▶ _What you should do_:
Wherever the string "power" appears in the listing, copy that line.

▶ _Stored records_:

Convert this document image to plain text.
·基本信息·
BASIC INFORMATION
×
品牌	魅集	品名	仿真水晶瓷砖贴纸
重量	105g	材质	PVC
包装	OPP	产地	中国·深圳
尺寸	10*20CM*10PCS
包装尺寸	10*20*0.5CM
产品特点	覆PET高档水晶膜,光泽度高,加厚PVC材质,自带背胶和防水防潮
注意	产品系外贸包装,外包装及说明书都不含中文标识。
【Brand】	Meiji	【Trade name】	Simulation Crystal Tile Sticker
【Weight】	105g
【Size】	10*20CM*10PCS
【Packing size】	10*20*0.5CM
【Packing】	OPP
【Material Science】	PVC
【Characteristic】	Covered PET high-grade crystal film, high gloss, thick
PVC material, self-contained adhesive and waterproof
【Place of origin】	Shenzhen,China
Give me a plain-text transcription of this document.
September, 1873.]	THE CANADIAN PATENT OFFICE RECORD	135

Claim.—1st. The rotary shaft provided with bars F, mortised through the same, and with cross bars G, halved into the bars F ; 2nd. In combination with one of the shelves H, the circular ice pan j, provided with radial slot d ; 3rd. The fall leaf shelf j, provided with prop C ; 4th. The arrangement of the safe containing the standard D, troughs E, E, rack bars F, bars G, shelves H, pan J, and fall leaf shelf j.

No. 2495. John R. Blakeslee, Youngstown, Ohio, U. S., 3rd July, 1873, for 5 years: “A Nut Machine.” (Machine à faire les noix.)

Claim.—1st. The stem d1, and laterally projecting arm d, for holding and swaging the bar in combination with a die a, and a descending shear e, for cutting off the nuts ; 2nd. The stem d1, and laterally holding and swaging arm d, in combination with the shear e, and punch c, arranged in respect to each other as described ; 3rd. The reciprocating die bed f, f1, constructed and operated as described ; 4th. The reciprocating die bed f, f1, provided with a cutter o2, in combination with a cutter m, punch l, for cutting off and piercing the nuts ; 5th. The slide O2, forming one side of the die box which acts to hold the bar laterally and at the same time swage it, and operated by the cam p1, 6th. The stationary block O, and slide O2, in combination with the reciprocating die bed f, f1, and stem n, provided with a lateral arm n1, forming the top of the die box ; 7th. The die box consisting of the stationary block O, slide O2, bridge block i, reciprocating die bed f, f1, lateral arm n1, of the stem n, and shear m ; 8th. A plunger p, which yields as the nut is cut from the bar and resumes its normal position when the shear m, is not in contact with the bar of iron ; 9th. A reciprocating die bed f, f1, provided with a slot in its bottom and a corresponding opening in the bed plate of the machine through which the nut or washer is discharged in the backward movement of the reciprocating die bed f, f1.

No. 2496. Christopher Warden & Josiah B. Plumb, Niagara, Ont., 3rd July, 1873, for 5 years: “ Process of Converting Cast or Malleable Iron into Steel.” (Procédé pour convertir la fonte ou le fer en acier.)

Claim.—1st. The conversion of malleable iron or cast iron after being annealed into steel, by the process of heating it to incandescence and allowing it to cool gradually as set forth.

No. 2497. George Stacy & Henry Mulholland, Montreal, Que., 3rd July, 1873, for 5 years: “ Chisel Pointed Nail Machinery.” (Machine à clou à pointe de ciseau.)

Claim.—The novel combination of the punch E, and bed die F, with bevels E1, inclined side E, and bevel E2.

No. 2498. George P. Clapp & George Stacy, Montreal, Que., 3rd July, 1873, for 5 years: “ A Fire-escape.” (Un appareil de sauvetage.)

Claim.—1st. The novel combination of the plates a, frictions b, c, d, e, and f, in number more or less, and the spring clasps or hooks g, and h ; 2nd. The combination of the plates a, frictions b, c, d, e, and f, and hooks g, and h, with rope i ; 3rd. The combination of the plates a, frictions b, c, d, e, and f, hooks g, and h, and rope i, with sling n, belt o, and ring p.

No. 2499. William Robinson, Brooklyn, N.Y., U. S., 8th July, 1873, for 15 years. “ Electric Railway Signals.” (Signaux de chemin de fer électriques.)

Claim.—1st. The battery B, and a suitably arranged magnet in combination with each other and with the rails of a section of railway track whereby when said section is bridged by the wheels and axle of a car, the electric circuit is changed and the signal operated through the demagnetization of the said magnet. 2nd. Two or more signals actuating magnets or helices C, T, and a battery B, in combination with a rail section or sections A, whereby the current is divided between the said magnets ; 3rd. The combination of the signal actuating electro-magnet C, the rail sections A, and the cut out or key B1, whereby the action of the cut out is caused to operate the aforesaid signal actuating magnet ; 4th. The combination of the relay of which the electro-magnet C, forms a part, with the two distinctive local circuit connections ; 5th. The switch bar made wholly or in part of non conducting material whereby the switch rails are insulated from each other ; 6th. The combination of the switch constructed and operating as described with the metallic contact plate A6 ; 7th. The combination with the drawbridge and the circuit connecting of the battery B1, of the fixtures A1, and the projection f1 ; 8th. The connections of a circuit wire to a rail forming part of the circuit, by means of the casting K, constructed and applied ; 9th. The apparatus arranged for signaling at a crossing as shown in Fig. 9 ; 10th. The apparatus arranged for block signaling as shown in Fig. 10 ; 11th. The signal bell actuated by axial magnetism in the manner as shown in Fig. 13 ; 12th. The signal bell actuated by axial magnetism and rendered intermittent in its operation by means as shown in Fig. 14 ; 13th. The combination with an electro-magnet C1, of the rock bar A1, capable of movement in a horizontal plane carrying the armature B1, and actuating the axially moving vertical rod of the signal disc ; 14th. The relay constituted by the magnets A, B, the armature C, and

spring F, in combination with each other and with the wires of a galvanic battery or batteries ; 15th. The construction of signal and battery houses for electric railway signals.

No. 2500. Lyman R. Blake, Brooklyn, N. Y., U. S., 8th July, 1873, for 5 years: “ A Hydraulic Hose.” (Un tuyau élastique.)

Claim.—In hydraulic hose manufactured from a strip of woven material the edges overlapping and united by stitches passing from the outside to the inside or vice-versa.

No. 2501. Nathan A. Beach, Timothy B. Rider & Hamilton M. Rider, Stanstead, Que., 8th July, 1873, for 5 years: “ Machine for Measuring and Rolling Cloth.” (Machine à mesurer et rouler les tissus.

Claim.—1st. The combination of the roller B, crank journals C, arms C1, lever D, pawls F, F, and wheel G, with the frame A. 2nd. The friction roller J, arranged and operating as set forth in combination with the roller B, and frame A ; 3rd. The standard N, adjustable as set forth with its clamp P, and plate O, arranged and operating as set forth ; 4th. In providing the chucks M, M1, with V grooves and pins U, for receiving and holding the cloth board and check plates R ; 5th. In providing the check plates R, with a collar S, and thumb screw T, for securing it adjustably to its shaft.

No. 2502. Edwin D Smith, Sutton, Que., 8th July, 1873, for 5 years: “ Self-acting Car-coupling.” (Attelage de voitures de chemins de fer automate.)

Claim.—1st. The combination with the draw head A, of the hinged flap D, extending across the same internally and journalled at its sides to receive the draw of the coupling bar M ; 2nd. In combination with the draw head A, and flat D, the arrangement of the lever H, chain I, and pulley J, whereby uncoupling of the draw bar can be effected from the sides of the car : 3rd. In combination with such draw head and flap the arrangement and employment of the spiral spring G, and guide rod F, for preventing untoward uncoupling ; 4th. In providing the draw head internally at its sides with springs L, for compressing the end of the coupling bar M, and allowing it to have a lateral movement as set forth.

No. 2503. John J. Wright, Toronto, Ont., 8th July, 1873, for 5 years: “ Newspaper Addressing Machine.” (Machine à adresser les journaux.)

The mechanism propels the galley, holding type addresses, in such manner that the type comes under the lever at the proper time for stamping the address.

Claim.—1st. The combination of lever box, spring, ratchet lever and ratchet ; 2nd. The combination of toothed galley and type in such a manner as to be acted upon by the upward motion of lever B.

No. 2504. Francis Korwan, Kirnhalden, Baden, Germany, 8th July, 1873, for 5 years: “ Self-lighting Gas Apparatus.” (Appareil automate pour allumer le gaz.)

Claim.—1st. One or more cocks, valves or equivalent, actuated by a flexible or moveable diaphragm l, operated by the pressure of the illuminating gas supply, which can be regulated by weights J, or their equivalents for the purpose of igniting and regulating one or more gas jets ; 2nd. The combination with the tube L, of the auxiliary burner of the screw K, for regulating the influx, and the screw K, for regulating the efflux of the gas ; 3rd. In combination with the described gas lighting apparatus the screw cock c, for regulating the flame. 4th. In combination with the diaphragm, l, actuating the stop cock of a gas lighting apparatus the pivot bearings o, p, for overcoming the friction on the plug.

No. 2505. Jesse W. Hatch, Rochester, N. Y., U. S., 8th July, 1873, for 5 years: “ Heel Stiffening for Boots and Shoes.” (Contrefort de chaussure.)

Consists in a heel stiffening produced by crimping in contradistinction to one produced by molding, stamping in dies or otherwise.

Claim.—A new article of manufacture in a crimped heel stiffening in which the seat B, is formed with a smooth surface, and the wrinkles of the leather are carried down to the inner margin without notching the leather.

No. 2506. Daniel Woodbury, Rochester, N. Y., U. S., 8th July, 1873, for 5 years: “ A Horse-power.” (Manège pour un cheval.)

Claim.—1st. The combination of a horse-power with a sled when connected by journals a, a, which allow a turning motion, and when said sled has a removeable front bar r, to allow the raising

▶ _Answer to the exercise_:
No. 2506. Daniel Woodbury, Rochester, N. Y., U. S., 8th July, 1873, for 5 years: “ A Horse-power.” (Manège pour un cheval.)
Claim.—1st. The combination of a horse-power with a sled when connected by journals a, a, which allow a turning motion, and when said sled has a removeable front bar r, to allow the raising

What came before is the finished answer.